SET TASK
Copy each of the lines below word for word, leaving nothing out.

STORED RECORDS
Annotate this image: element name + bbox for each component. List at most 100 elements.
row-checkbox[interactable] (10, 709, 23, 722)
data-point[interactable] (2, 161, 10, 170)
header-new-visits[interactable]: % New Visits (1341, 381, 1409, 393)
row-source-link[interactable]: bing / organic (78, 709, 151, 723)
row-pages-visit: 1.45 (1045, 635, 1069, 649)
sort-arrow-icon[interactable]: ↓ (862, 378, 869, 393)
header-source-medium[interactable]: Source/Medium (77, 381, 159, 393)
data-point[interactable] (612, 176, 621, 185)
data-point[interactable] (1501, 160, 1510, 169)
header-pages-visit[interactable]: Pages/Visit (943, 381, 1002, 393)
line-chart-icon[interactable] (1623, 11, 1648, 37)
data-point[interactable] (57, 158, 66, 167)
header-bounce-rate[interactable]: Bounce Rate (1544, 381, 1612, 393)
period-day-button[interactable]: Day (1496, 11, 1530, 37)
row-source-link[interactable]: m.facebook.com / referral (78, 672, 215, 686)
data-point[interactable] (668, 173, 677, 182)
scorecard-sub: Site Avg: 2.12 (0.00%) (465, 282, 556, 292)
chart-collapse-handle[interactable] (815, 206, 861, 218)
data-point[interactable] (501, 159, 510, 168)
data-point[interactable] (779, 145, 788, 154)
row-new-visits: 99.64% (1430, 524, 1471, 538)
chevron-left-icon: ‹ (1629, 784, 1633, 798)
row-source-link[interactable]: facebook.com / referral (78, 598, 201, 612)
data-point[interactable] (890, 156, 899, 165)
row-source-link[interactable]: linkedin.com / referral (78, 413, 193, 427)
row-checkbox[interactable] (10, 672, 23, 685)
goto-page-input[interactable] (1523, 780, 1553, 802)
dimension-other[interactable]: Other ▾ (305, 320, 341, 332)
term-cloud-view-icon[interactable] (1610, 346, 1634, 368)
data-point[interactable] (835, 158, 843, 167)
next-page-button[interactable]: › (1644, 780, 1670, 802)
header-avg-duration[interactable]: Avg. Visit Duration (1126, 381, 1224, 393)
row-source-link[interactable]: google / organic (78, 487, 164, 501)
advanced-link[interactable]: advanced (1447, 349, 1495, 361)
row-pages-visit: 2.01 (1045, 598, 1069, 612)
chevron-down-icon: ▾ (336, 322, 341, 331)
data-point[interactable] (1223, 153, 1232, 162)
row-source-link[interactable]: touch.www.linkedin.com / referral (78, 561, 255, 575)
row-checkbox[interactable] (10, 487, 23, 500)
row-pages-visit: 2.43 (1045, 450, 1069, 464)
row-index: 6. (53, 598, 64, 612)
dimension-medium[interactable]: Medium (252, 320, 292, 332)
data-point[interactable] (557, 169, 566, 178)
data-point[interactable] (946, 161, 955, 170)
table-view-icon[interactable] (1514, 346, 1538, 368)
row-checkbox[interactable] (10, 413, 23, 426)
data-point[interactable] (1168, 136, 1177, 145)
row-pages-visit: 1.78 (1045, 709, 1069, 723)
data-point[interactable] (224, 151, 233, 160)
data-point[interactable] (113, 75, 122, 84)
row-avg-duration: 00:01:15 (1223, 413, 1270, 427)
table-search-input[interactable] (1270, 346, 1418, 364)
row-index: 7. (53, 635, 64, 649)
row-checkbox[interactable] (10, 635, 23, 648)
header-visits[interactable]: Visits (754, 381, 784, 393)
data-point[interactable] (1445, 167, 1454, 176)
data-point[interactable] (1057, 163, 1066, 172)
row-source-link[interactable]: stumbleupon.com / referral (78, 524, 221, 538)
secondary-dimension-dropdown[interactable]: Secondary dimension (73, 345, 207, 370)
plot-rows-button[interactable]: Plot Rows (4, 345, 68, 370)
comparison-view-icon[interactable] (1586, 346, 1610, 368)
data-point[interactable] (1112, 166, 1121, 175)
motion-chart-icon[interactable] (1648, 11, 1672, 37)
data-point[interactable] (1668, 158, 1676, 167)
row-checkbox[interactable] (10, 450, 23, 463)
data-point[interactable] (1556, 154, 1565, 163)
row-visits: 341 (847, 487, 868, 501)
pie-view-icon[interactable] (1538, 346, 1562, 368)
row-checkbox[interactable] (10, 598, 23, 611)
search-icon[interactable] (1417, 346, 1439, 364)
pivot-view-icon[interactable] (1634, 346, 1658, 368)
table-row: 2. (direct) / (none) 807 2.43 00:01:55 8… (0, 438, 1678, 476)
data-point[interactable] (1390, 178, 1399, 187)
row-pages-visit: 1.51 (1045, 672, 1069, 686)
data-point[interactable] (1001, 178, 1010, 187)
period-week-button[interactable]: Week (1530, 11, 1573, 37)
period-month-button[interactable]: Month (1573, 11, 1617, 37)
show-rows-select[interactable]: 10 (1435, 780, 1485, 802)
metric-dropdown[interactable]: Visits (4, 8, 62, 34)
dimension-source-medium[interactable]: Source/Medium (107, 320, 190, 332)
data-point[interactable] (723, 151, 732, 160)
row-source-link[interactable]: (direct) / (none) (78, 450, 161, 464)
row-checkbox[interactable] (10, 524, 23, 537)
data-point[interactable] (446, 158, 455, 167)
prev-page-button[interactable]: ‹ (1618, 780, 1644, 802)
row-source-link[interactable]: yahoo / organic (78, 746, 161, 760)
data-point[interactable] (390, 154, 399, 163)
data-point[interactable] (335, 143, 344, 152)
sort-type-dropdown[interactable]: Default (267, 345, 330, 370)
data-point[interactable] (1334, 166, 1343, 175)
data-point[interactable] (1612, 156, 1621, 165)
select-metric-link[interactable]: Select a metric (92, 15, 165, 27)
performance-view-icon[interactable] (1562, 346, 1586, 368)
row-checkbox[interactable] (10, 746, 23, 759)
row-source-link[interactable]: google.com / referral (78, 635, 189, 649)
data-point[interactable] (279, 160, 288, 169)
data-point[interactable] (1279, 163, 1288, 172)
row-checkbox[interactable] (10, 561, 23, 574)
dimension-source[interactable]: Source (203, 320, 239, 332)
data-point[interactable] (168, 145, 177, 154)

SOLVED PROBLEM
Annotate this image: element name + bbox for each component. List at most 100 elements.
row-checkbox[interactable] (10, 709, 23, 722)
data-point[interactable] (2, 161, 10, 170)
header-new-visits[interactable]: % New Visits (1341, 381, 1409, 393)
row-source-link[interactable]: bing / organic (78, 709, 151, 723)
row-pages-visit: 1.45 (1045, 635, 1069, 649)
sort-arrow-icon[interactable]: ↓ (862, 378, 869, 393)
header-source-medium[interactable]: Source/Medium (77, 381, 159, 393)
data-point[interactable] (612, 176, 621, 185)
data-point[interactable] (1501, 160, 1510, 169)
header-pages-visit[interactable]: Pages/Visit (943, 381, 1002, 393)
line-chart-icon[interactable] (1623, 11, 1648, 37)
data-point[interactable] (57, 158, 66, 167)
header-bounce-rate[interactable]: Bounce Rate (1544, 381, 1612, 393)
period-day-button[interactable]: Day (1496, 11, 1530, 37)
row-source-link[interactable]: m.facebook.com / referral (78, 672, 215, 686)
data-point[interactable] (668, 173, 677, 182)
scorecard-sub: Site Avg: 2.12 (0.00%) (465, 282, 556, 292)
chart-collapse-handle[interactable] (815, 206, 861, 218)
data-point[interactable] (501, 159, 510, 168)
data-point[interactable] (779, 145, 788, 154)
row-new-visits: 99.64% (1430, 524, 1471, 538)
chevron-left-icon: ‹ (1629, 784, 1633, 798)
row-source-link[interactable]: facebook.com / referral (78, 598, 201, 612)
data-point[interactable] (890, 156, 899, 165)
row-source-link[interactable]: linkedin.com / referral (78, 413, 193, 427)
row-checkbox[interactable] (10, 672, 23, 685)
goto-page-input[interactable] (1523, 780, 1553, 802)
dimension-other[interactable]: Other ▾ (305, 320, 341, 332)
term-cloud-view-icon[interactable] (1610, 346, 1634, 368)
data-point[interactable] (835, 158, 843, 167)
next-page-button[interactable]: › (1644, 780, 1670, 802)
header-avg-duration[interactable]: Avg. Visit Duration (1126, 381, 1224, 393)
row-source-link[interactable]: google / organic (78, 487, 164, 501)
advanced-link[interactable]: advanced (1447, 349, 1495, 361)
row-pages-visit: 2.01 (1045, 598, 1069, 612)
chevron-down-icon: ▾ (336, 322, 341, 331)
data-point[interactable] (1223, 153, 1232, 162)
row-source-link[interactable]: touch.www.linkedin.com / referral (78, 561, 255, 575)
row-checkbox[interactable] (10, 487, 23, 500)
row-pages-visit: 2.43 (1045, 450, 1069, 464)
row-index: 6. (53, 598, 64, 612)
dimension-medium[interactable]: Medium (252, 320, 292, 332)
data-point[interactable] (557, 169, 566, 178)
data-point[interactable] (946, 161, 955, 170)
table-view-icon[interactable] (1514, 346, 1538, 368)
row-checkbox[interactable] (10, 413, 23, 426)
data-point[interactable] (1168, 136, 1177, 145)
row-pages-visit: 1.78 (1045, 709, 1069, 723)
data-point[interactable] (224, 151, 233, 160)
data-point[interactable] (113, 75, 122, 84)
row-avg-duration: 00:01:15 (1223, 413, 1270, 427)
table-search-input[interactable] (1270, 346, 1418, 364)
row-index: 7. (53, 635, 64, 649)
row-checkbox[interactable] (10, 635, 23, 648)
header-visits[interactable]: Visits (754, 381, 784, 393)
data-point[interactable] (1445, 167, 1454, 176)
data-point[interactable] (1057, 163, 1066, 172)
row-source-link[interactable]: stumbleupon.com / referral (78, 524, 221, 538)
secondary-dimension-dropdown[interactable]: Secondary dimension (73, 345, 207, 370)
plot-rows-button[interactable]: Plot Rows (4, 345, 68, 370)
comparison-view-icon[interactable] (1586, 346, 1610, 368)
data-point[interactable] (1112, 166, 1121, 175)
motion-chart-icon[interactable] (1648, 11, 1672, 37)
data-point[interactable] (1668, 158, 1676, 167)
row-checkbox[interactable] (10, 450, 23, 463)
data-point[interactable] (1556, 154, 1565, 163)
row-visits: 341 (847, 487, 868, 501)
pie-view-icon[interactable] (1538, 346, 1562, 368)
row-checkbox[interactable] (10, 598, 23, 611)
search-icon[interactable] (1417, 346, 1439, 364)
pivot-view-icon[interactable] (1634, 346, 1658, 368)
table-row: 2. (direct) / (none) 807 2.43 00:01:55 8… (0, 438, 1678, 476)
data-point[interactable] (1390, 178, 1399, 187)
row-pages-visit: 1.51 (1045, 672, 1069, 686)
data-point[interactable] (1001, 178, 1010, 187)
period-week-button[interactable]: Week (1530, 11, 1573, 37)
period-month-button[interactable]: Month (1573, 11, 1617, 37)
show-rows-select[interactable]: 10 (1435, 780, 1485, 802)
metric-dropdown[interactable]: Visits (4, 8, 62, 34)
dimension-source-medium[interactable]: Source/Medium (107, 320, 190, 332)
data-point[interactable] (723, 151, 732, 160)
row-source-link[interactable]: (direct) / (none) (78, 450, 161, 464)
row-checkbox[interactable] (10, 524, 23, 537)
data-point[interactable] (446, 158, 455, 167)
prev-page-button[interactable]: ‹ (1618, 780, 1644, 802)
row-source-link[interactable]: yahoo / organic (78, 746, 161, 760)
data-point[interactable] (390, 154, 399, 163)
data-point[interactable] (335, 143, 344, 152)
sort-type-dropdown[interactable]: Default (267, 345, 330, 370)
data-point[interactable] (1334, 166, 1343, 175)
data-point[interactable] (1612, 156, 1621, 165)
select-metric-link[interactable]: Select a metric (92, 15, 165, 27)
performance-view-icon[interactable] (1562, 346, 1586, 368)
row-checkbox[interactable] (10, 746, 23, 759)
row-source-link[interactable]: google.com / referral (78, 635, 189, 649)
data-point[interactable] (279, 160, 288, 169)
data-point[interactable] (1279, 163, 1288, 172)
row-checkbox[interactable] (10, 561, 23, 574)
dimension-source[interactable]: Source (203, 320, 239, 332)
data-point[interactable] (168, 145, 177, 154)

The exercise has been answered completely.